■ WHAT TO PRODUCE:
Return every record verbatim.

======== ENTRIES PROVIDED

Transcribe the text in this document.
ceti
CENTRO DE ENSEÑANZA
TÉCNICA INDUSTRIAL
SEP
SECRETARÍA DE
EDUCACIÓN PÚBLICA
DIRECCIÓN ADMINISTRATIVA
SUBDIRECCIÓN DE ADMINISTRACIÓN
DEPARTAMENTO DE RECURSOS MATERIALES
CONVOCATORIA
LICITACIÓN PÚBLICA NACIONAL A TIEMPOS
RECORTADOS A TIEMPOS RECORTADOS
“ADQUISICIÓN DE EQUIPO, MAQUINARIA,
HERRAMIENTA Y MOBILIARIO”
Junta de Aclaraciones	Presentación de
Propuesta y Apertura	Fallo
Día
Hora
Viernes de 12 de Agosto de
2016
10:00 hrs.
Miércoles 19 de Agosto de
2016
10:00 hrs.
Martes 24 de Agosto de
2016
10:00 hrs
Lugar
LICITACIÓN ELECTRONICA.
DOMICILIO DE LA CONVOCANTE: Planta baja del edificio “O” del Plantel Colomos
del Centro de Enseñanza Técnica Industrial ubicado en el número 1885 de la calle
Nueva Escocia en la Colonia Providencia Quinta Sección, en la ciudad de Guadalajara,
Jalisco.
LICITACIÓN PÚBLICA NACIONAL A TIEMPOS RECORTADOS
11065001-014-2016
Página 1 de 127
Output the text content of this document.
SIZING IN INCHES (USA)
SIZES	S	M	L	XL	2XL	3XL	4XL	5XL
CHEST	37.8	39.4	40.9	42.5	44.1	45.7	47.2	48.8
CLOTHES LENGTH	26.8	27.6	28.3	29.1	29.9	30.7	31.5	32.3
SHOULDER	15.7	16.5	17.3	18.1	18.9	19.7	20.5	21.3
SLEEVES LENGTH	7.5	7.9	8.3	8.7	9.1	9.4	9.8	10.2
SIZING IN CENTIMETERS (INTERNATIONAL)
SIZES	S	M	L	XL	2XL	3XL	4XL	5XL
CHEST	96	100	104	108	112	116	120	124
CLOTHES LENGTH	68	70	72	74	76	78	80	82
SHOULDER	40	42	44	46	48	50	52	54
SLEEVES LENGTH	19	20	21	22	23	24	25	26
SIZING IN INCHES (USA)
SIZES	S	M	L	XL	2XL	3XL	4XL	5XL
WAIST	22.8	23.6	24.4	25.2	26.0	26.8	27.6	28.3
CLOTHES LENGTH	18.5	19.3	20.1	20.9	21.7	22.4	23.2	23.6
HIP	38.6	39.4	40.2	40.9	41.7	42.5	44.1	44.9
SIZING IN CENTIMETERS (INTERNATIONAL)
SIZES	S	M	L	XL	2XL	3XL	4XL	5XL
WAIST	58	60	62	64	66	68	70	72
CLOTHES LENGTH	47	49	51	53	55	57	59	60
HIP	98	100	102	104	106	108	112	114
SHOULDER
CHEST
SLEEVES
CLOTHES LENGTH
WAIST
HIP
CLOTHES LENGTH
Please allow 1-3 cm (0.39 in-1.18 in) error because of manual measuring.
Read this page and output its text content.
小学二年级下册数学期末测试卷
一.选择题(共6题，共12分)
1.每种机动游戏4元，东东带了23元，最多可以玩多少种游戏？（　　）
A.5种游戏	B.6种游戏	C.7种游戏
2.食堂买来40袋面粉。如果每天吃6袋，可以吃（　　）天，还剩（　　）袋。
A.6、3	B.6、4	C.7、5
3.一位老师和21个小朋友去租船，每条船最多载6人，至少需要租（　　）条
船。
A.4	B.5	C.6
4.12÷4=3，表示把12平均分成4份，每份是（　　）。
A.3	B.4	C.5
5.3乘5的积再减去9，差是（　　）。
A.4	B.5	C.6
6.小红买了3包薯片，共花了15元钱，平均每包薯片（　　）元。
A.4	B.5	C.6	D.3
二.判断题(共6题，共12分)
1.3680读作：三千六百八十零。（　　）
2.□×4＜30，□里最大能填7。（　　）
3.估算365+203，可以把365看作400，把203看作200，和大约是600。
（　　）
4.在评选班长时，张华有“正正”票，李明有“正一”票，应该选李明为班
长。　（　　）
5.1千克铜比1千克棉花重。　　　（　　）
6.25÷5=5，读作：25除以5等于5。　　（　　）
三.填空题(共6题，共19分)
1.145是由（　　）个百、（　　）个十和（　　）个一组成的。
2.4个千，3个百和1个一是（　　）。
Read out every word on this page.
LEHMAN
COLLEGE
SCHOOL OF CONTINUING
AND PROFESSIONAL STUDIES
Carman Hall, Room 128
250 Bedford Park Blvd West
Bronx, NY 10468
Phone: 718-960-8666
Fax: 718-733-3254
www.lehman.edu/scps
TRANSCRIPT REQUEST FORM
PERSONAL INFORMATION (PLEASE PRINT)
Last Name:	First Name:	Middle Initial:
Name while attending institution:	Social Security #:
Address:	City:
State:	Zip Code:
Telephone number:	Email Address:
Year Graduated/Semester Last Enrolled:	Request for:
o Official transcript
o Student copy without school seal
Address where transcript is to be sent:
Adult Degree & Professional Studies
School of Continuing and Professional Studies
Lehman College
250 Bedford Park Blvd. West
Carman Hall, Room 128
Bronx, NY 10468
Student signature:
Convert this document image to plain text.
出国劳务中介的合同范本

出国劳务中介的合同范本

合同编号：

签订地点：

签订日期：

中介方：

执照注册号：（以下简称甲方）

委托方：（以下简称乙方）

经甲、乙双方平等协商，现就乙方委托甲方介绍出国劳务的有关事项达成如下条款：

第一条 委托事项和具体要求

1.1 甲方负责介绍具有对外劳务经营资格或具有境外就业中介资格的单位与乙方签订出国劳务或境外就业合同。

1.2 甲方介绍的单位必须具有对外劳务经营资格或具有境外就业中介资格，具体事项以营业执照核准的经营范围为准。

================

■ OUTPUT BELOW:
Transcribe the text in this document.
ceti
CENTRO DE ENSEÑANZA
TÉCNICA INDUSTRIAL
SEP
SECRETARÍA DE
EDUCACIÓN PÚBLICA
DIRECCIÓN ADMINISTRATIVA
SUBDIRECCIÓN DE ADMINISTRACIÓN
DEPARTAMENTO DE RECURSOS MATERIALES
CONVOCATORIA
LICITACIÓN PÚBLICA NACIONAL A TIEMPOS
RECORTADOS A TIEMPOS RECORTADOS
“ADQUISICIÓN DE EQUIPO, MAQUINARIA,
HERRAMIENTA Y MOBILIARIO”
Junta de Aclaraciones	Presentación de
Propuesta y Apertura	Fallo
Día
Hora
Viernes de 12 de Agosto de
2016
10:00 hrs.
Miércoles 19 de Agosto de
2016
10:00 hrs.
Martes 24 de Agosto de
2016
10:00 hrs
Lugar
LICITACIÓN ELECTRONICA.
DOMICILIO DE LA CONVOCANTE: Planta baja del edificio “O” del Plantel Colomos
del Centro de Enseñanza Técnica Industrial ubicado en el número 1885 de la calle
Nueva Escocia en la Colonia Providencia Quinta Sección, en la ciudad de Guadalajara,
Jalisco.
LICITACIÓN PÚBLICA NACIONAL A TIEMPOS RECORTADOS
11065001-014-2016
Página 1 de 127
Output the text content of this document.
SIZING IN INCHES (USA)
SIZES	S	M	L	XL	2XL	3XL	4XL	5XL
CHEST	37.8	39.4	40.9	42.5	44.1	45.7	47.2	48.8
CLOTHES LENGTH	26.8	27.6	28.3	29.1	29.9	30.7	31.5	32.3
SHOULDER	15.7	16.5	17.3	18.1	18.9	19.7	20.5	21.3
SLEEVES LENGTH	7.5	7.9	8.3	8.7	9.1	9.4	9.8	10.2
SIZING IN CENTIMETERS (INTERNATIONAL)
SIZES	S	M	L	XL	2XL	3XL	4XL	5XL
CHEST	96	100	104	108	112	116	120	124
CLOTHES LENGTH	68	70	72	74	76	78	80	82
SHOULDER	40	42	44	46	48	50	52	54
SLEEVES LENGTH	19	20	21	22	23	24	25	26
SIZING IN INCHES (USA)
SIZES	S	M	L	XL	2XL	3XL	4XL	5XL
WAIST	22.8	23.6	24.4	25.2	26.0	26.8	27.6	28.3
CLOTHES LENGTH	18.5	19.3	20.1	20.9	21.7	22.4	23.2	23.6
HIP	38.6	39.4	40.2	40.9	41.7	42.5	44.1	44.9
SIZING IN CENTIMETERS (INTERNATIONAL)
SIZES	S	M	L	XL	2XL	3XL	4XL	5XL
WAIST	58	60	62	64	66	68	70	72
CLOTHES LENGTH	47	49	51	53	55	57	59	60
HIP	98	100	102	104	106	108	112	114
SHOULDER
CHEST
SLEEVES
CLOTHES LENGTH
WAIST
HIP
CLOTHES LENGTH
Please allow 1-3 cm (0.39 in-1.18 in) error because of manual measuring.
Read this page and output its text content.
小学二年级下册数学期末测试卷
一.选择题(共6题，共12分)
1.每种机动游戏4元，东东带了23元，最多可以玩多少种游戏？（　　）
A.5种游戏	B.6种游戏	C.7种游戏
2.食堂买来40袋面粉。如果每天吃6袋，可以吃（　　）天，还剩（　　）袋。
A.6、3	B.6、4	C.7、5
3.一位老师和21个小朋友去租船，每条船最多载6人，至少需要租（　　）条
船。
A.4	B.5	C.6
4.12÷4=3，表示把12平均分成4份，每份是（　　）。
A.3	B.4	C.5
5.3乘5的积再减去9，差是（　　）。
A.4	B.5	C.6
6.小红买了3包薯片，共花了15元钱，平均每包薯片（　　）元。
A.4	B.5	C.6	D.3
二.判断题(共6题，共12分)
1.3680读作：三千六百八十零。（　　）
2.□×4＜30，□里最大能填7。（　　）
3.估算365+203，可以把365看作400，把203看作200，和大约是600。
（　　）
4.在评选班长时，张华有“正正”票，李明有“正一”票，应该选李明为班
长。　（　　）
5.1千克铜比1千克棉花重。　　　（　　）
6.25÷5=5，读作：25除以5等于5。　　（　　）
三.填空题(共6题，共19分)
1.145是由（　　）个百、（　　）个十和（　　）个一组成的。
2.4个千，3个百和1个一是（　　）。
Read out every word on this page.
LEHMAN
COLLEGE
SCHOOL OF CONTINUING
AND PROFESSIONAL STUDIES
Carman Hall, Room 128
250 Bedford Park Blvd West
Bronx, NY 10468
Phone: 718-960-8666
Fax: 718-733-3254
www.lehman.edu/scps
TRANSCRIPT REQUEST FORM
PERSONAL INFORMATION (PLEASE PRINT)
Last Name:	First Name:	Middle Initial:
Name while attending institution:	Social Security #:
Address:	City:
State:	Zip Code:
Telephone number:	Email Address:
Year Graduated/Semester Last Enrolled:	Request for:
o Official transcript
o Student copy without school seal
Address where transcript is to be sent:
Adult Degree & Professional Studies
School of Continuing and Professional Studies
Lehman College
250 Bedford Park Blvd. West
Carman Hall, Room 128
Bronx, NY 10468
Student signature:
Convert this document image to plain text.
出国劳务中介的合同范本

出国劳务中介的合同范本

合同编号：

签订地点：

签订日期：

中介方：

执照注册号：（以下简称甲方）

委托方：（以下简称乙方）

经甲、乙双方平等协商，现就乙方委托甲方介绍出国劳务的有关事项达成如下条款：

第一条 委托事项和具体要求

1.1 甲方负责介绍具有对外劳务经营资格或具有境外就业中介资格的单位与乙方签订出国劳务或境外就业合同。

1.2 甲方介绍的单位必须具有对外劳务经营资格或具有境外就业中介资格，具体事项以营业执照核准的经营范围为准。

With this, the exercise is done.